What the task requires ▸ Reproduce the records below exactly as they appear.

Dataset entries ▸
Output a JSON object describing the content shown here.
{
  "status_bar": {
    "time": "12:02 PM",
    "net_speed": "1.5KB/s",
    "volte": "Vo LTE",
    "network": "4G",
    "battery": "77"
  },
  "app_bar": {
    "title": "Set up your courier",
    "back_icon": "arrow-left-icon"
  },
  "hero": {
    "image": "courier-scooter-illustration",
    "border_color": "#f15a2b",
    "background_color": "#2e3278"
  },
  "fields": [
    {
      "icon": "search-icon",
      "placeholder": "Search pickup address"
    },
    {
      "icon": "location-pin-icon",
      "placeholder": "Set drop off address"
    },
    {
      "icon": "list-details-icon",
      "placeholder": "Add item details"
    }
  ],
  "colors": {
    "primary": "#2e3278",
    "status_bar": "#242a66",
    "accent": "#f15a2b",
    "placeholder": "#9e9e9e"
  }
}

Problem solution ▸
Output a JSON object describing the content shown here.
{
  "status_bar": {
    "time": "12:02 PM",
    "net_speed": "1.5KB/s",
    "volte": "Vo LTE",
    "network": "4G",
    "battery": "77"
  },
  "app_bar": {
    "title": "Set up your courier",
    "back_icon": "arrow-left-icon"
  },
  "hero": {
    "image": "courier-scooter-illustration",
    "border_color": "#f15a2b",
    "background_color": "#2e3278"
  },
  "fields": [
    {
      "icon": "search-icon",
      "placeholder": "Search pickup address"
    },
    {
      "icon": "location-pin-icon",
      "placeholder": "Set drop off address"
    },
    {
      "icon": "list-details-icon",
      "placeholder": "Add item details"
    }
  ],
  "colors": {
    "primary": "#2e3278",
    "status_bar": "#242a66",
    "accent": "#f15a2b",
    "placeholder": "#9e9e9e"
  }
}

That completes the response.